[Stored data]
begin
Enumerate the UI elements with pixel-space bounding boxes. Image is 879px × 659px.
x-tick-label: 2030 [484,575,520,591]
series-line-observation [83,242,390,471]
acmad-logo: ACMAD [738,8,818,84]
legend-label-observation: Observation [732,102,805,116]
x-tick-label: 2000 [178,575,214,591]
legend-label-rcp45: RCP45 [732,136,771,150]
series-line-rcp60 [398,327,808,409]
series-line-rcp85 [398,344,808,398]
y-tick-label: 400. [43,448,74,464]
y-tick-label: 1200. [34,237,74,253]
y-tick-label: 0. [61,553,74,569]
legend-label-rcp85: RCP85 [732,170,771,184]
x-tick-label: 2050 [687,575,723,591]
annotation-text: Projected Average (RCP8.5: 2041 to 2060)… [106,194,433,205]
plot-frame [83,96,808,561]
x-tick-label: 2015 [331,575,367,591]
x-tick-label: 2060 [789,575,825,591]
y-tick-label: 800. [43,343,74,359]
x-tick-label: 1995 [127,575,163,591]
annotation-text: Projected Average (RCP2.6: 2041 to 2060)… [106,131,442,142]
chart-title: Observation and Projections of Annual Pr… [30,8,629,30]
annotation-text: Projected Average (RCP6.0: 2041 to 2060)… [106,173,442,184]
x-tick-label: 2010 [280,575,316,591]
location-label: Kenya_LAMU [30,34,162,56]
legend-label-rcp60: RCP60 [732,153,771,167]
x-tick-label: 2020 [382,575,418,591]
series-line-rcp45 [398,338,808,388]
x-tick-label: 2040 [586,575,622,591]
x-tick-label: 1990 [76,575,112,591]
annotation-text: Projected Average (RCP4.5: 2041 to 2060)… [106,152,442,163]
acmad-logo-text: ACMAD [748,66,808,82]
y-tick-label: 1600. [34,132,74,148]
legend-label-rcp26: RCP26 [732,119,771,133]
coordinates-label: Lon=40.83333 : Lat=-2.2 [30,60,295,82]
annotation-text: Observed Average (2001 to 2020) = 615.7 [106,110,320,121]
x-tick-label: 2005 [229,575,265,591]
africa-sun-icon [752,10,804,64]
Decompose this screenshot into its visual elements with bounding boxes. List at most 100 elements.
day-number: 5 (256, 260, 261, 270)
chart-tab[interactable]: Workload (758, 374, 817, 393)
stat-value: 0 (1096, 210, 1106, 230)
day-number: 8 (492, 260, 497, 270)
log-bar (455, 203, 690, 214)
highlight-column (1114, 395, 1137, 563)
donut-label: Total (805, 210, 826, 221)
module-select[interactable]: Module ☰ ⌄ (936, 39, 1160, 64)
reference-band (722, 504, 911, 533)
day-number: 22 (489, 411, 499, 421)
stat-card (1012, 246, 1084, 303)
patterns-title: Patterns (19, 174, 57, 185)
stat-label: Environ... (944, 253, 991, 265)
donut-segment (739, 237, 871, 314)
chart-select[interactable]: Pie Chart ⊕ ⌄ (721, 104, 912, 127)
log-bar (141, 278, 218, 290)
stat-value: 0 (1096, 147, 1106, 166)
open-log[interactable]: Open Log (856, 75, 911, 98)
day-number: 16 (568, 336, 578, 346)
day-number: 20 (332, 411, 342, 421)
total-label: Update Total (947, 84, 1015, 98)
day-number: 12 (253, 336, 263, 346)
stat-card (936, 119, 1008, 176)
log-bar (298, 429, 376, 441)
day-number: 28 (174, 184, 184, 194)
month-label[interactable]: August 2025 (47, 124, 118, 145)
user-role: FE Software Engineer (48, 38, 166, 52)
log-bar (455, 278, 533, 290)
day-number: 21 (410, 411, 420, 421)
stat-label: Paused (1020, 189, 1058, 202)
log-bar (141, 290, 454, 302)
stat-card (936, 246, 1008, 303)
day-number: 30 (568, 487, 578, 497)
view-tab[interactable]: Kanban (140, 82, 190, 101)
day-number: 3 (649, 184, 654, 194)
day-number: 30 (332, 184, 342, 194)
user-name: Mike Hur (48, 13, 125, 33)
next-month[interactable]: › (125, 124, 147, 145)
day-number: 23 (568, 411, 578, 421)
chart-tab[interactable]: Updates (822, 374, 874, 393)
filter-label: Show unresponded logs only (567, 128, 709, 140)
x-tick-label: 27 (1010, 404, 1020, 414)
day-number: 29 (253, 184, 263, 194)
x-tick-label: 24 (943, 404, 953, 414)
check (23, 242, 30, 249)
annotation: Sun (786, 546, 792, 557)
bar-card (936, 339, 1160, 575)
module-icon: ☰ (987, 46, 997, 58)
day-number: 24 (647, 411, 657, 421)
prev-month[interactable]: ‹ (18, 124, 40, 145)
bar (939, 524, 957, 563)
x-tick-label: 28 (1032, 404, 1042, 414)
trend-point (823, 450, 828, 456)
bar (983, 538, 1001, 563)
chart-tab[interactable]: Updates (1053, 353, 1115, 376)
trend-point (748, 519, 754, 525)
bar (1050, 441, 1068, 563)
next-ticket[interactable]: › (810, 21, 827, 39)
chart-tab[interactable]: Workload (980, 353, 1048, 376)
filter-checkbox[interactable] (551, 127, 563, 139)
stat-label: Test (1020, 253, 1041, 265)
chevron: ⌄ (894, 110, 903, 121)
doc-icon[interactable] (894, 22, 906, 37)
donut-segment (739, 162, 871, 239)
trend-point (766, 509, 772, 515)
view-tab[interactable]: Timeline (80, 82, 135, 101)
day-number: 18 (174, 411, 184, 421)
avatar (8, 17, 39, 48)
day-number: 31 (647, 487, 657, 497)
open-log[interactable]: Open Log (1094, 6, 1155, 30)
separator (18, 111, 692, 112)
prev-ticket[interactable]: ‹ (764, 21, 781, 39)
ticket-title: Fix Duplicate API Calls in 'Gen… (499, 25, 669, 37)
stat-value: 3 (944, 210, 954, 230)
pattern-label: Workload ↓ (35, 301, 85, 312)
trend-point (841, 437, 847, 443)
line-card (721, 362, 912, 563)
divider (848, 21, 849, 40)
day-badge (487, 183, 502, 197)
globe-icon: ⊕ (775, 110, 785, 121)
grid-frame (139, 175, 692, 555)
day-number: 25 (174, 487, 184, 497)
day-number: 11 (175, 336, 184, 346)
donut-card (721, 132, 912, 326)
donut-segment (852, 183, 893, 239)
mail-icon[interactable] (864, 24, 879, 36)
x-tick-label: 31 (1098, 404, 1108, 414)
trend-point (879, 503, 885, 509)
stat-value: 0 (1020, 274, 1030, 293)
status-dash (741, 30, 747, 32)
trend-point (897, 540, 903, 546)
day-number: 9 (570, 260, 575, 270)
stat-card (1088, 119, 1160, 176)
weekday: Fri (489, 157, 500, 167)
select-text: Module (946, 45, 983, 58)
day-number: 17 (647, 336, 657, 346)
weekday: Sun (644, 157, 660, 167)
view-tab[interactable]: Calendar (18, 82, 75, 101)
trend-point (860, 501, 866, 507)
end
### Your task
Repeat everything from the start of the records down to the line that contains "stat-value: 0 (1096, 210, 1106, 230)", with that line included, reproducing each line precisely as it stands.

### Response to the exercise
Enumerate the UI elements with pixel-space bounding boxes. Image is 879px × 659px.
x-tick-label: 2030 [484,575,520,591]
series-line-observation [83,242,390,471]
acmad-logo: ACMAD [738,8,818,84]
legend-label-observation: Observation [732,102,805,116]
x-tick-label: 2000 [178,575,214,591]
legend-label-rcp45: RCP45 [732,136,771,150]
series-line-rcp60 [398,327,808,409]
series-line-rcp85 [398,344,808,398]
y-tick-label: 400. [43,448,74,464]
y-tick-label: 1200. [34,237,74,253]
y-tick-label: 0. [61,553,74,569]
legend-label-rcp85: RCP85 [732,170,771,184]
x-tick-label: 2050 [687,575,723,591]
annotation-text: Projected Average (RCP8.5: 2041 to 2060)… [106,194,433,205]
plot-frame [83,96,808,561]
x-tick-label: 2015 [331,575,367,591]
x-tick-label: 2060 [789,575,825,591]
y-tick-label: 800. [43,343,74,359]
x-tick-label: 1995 [127,575,163,591]
annotation-text: Projected Average (RCP2.6: 2041 to 2060)… [106,131,442,142]
chart-title: Observation and Projections of Annual Pr… [30,8,629,30]
annotation-text: Projected Average (RCP6.0: 2041 to 2060)… [106,173,442,184]
x-tick-label: 2010 [280,575,316,591]
location-label: Kenya_LAMU [30,34,162,56]
legend-label-rcp60: RCP60 [732,153,771,167]
x-tick-label: 2020 [382,575,418,591]
series-line-rcp45 [398,338,808,388]
x-tick-label: 2040 [586,575,622,591]
x-tick-label: 1990 [76,575,112,591]
annotation-text: Projected Average (RCP4.5: 2041 to 2060)… [106,152,442,163]
acmad-logo-text: ACMAD [748,66,808,82]
y-tick-label: 1600. [34,132,74,148]
legend-label-rcp26: RCP26 [732,119,771,133]
coordinates-label: Lon=40.83333 : Lat=-2.2 [30,60,295,82]
annotation-text: Observed Average (2001 to 2020) = 615.7 [106,110,320,121]
x-tick-label: 2005 [229,575,265,591]
africa-sun-icon [752,10,804,64]
Decompose this screenshot into its visual elements with bounding boxes. List at most 100 elements.
day-number: 5 (256, 260, 261, 270)
chart-tab[interactable]: Workload (758, 374, 817, 393)
stat-value: 0 (1096, 210, 1106, 230)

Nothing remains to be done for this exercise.